- SHORT TASK: Gather every line that includes the word "Российской", please.

- Saved entries:
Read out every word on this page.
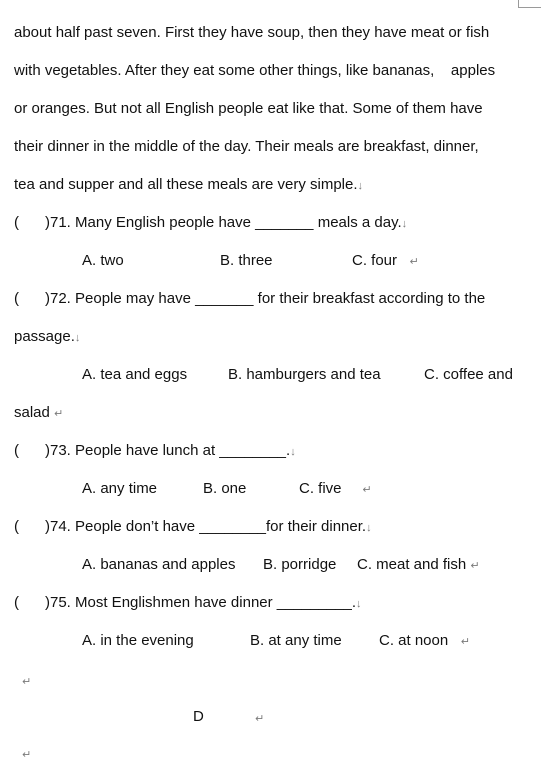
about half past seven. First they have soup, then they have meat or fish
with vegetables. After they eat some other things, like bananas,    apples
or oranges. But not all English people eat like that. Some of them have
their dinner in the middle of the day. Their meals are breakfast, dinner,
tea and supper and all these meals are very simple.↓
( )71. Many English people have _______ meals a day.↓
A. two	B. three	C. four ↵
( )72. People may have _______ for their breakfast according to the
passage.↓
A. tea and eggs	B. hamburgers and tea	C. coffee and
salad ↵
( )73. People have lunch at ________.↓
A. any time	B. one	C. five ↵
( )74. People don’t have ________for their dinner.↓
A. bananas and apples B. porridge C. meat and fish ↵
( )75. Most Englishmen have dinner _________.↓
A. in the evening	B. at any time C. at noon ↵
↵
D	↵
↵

--

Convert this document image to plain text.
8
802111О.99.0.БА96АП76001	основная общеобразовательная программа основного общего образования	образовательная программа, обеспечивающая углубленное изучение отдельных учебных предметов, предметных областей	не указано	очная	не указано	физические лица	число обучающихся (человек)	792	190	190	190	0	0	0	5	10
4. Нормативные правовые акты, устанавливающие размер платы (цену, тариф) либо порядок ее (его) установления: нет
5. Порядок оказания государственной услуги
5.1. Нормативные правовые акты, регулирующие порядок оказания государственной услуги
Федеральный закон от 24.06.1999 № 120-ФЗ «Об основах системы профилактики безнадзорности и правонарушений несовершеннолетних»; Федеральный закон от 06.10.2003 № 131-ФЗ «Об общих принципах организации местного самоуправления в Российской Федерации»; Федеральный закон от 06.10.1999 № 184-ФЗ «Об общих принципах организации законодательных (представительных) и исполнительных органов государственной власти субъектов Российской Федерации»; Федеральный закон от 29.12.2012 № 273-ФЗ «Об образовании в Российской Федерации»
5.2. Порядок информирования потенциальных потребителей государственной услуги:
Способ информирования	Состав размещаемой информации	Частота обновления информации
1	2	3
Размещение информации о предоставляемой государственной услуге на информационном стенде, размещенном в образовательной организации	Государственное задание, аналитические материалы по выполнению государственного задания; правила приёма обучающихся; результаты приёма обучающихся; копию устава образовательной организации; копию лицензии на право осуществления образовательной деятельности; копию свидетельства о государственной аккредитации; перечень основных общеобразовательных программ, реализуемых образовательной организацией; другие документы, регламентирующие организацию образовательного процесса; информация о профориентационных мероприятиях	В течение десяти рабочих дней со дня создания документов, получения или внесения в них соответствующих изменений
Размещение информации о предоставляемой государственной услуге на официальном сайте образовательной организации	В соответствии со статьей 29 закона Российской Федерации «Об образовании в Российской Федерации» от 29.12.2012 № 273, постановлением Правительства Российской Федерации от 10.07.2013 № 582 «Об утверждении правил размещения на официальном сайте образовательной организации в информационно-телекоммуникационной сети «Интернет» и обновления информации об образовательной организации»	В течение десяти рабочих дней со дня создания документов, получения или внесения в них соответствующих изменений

- SOLUTION:
Федеральный закон от 24.06.1999 № 120-ФЗ «Об основах системы профилактики безнадзорности и правонарушений несовершеннолетних»; Федеральный закон от 06.10.2003 № 131-ФЗ «Об общих принципах организации местного самоуправления в Российской Федерации»; Федеральный закон от 06.10.1999 № 184-ФЗ «Об общих принципах организации законодательных (представительных) и исполнительных органов государственной власти субъектов Российской Федерации»; Федеральный закон от 29.12.2012 № 273-ФЗ «Об образовании в Российской Федерации»
Размещение информации о предоставляемой государственной услуге на официальном сайте образовательной организации	В соответствии со статьей 29 закона Российской Федерации «Об образовании в Российской Федерации» от 29.12.2012 № 273, постановлением Правительства Российской Федерации от 10.07.2013 № 582 «Об утверждении правил размещения на официальном сайте образовательной организации в информационно-телекоммуникационной сети «Интернет» и обновления информации об образовательной организации»	В течение десяти рабочих дней со дня создания документов, получения или внесения в них соответствующих изменений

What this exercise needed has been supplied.